- [Directions for this task]: Filter the records for lines holding the string "按照学院".

- [Extracted material]:
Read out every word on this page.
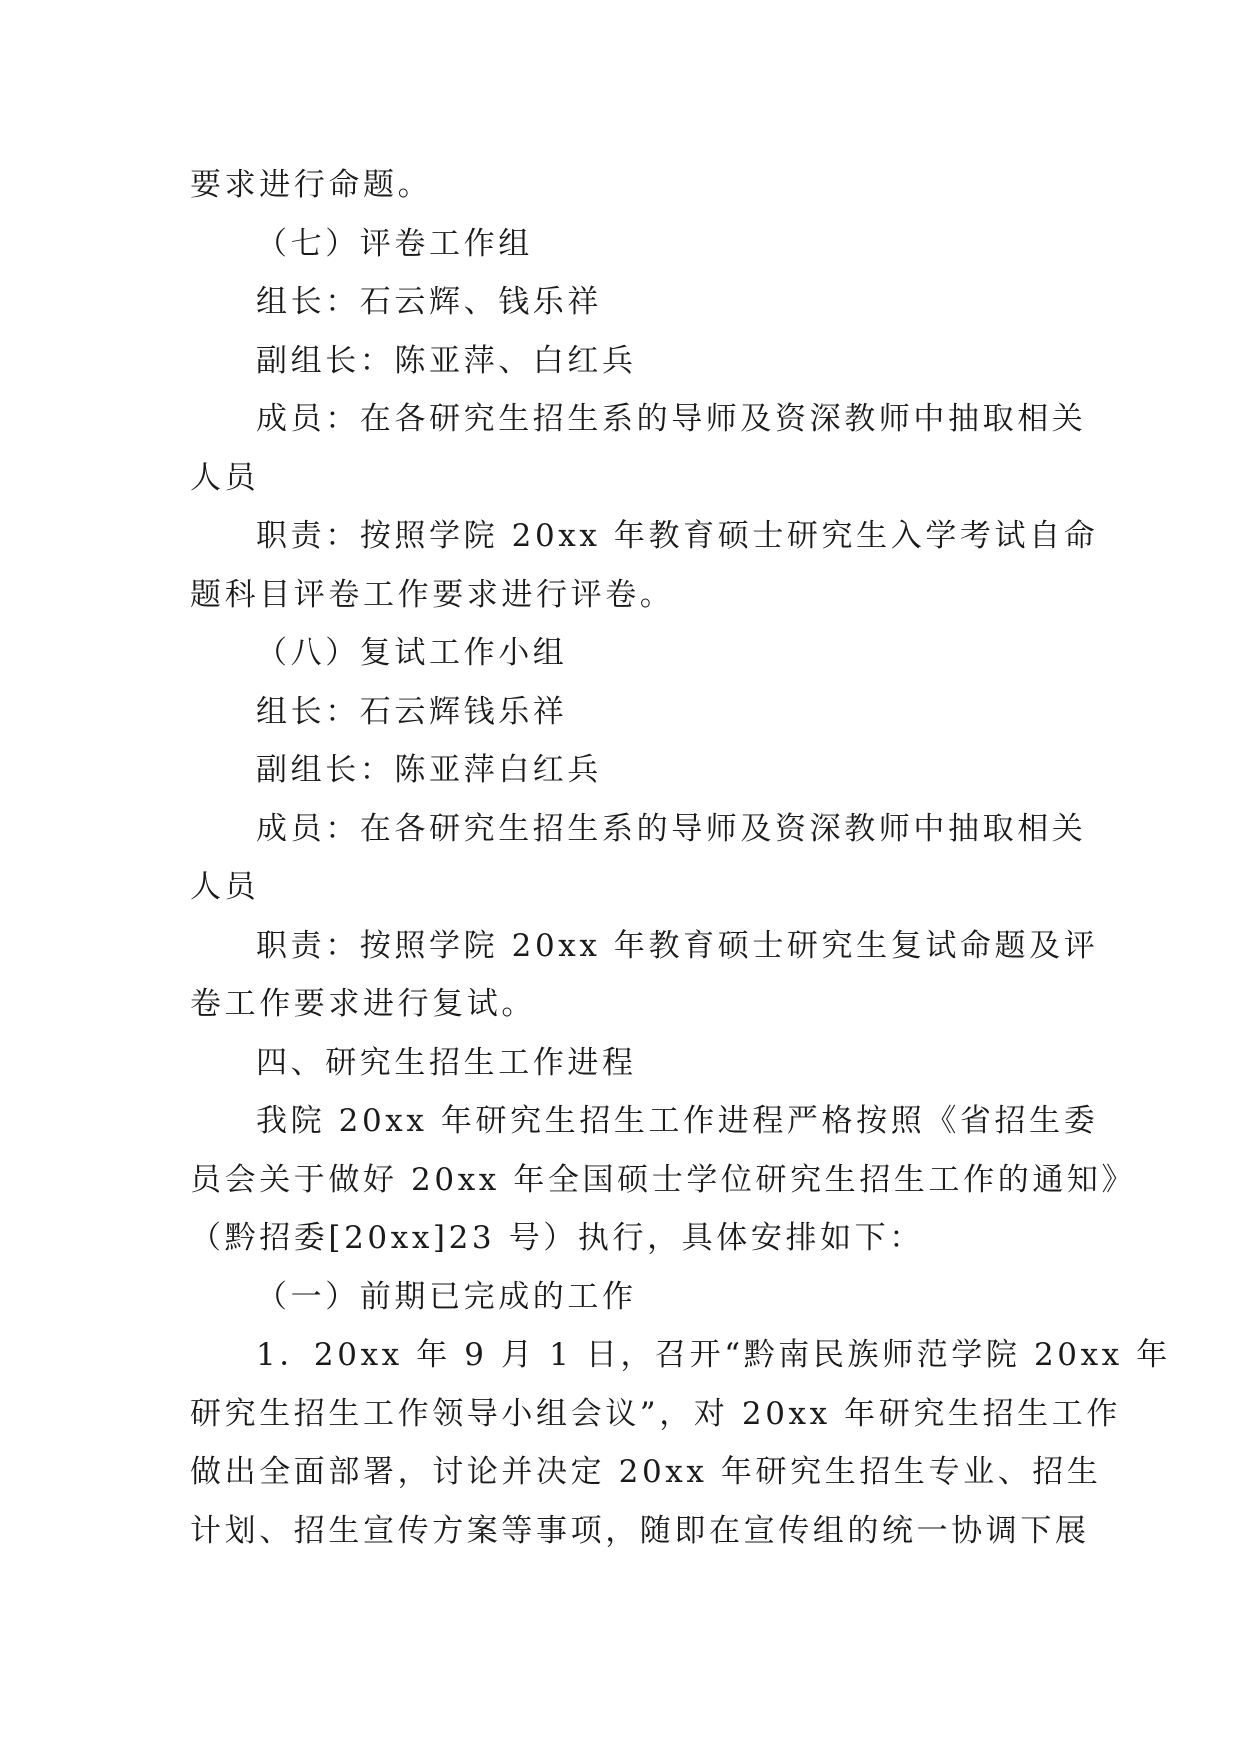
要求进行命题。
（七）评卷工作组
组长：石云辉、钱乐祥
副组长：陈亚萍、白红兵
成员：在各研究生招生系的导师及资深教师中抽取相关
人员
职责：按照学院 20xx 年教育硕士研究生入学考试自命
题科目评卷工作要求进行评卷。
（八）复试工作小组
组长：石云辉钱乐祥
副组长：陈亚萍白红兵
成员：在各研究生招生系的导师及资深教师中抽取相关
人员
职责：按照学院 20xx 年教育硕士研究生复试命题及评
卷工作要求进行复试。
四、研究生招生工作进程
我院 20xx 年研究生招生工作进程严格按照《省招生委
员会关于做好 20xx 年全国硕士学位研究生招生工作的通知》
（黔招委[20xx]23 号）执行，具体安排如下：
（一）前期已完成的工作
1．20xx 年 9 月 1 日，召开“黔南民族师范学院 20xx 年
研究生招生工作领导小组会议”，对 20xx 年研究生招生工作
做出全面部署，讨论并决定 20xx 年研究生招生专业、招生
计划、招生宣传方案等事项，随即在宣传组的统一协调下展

- [The completed task]:
职责：按照学院 20xx 年教育硕士研究生入学考试自命
职责：按照学院 20xx 年教育硕士研究生复试命题及评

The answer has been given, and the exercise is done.